_Exercise instructions_. Output all the material that follows, exactly as given.

⟨

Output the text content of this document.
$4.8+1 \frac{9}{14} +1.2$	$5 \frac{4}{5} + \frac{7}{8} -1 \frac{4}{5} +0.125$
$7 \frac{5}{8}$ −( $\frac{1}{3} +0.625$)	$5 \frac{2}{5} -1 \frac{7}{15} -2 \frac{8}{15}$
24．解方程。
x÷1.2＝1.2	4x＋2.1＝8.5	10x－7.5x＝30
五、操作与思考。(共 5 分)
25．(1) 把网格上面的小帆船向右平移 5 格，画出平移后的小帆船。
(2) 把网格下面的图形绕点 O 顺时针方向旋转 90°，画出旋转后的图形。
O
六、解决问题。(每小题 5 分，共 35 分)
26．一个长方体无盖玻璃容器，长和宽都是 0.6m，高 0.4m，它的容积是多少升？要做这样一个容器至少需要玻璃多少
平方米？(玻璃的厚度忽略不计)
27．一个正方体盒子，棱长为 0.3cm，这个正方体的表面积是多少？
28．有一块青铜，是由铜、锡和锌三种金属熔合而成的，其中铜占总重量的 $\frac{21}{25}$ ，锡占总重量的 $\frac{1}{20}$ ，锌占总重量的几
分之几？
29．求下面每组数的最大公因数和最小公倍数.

⟩

_Correct response_.
Output the text content of this document.
$4.8+1 \frac{9}{14} +1.2$	$5 \frac{4}{5} + \frac{7}{8} -1 \frac{4}{5} +0.125$
$7 \frac{5}{8}$ −( $\frac{1}{3} +0.625$)	$5 \frac{2}{5} -1 \frac{7}{15} -2 \frac{8}{15}$
24．解方程。
x÷1.2＝1.2	4x＋2.1＝8.5	10x－7.5x＝30
五、操作与思考。(共 5 分)
25．(1) 把网格上面的小帆船向右平移 5 格，画出平移后的小帆船。
(2) 把网格下面的图形绕点 O 顺时针方向旋转 90°，画出旋转后的图形。
O
六、解决问题。(每小题 5 分，共 35 分)
26．一个长方体无盖玻璃容器，长和宽都是 0.6m，高 0.4m，它的容积是多少升？要做这样一个容器至少需要玻璃多少
平方米？(玻璃的厚度忽略不计)
27．一个正方体盒子，棱长为 0.3cm，这个正方体的表面积是多少？
28．有一块青铜，是由铜、锡和锌三种金属熔合而成的，其中铜占总重量的 $\frac{21}{25}$ ，锡占总重量的 $\frac{1}{20}$ ，锌占总重量的几
分之几？
29．求下面每组数的最大公因数和最小公倍数.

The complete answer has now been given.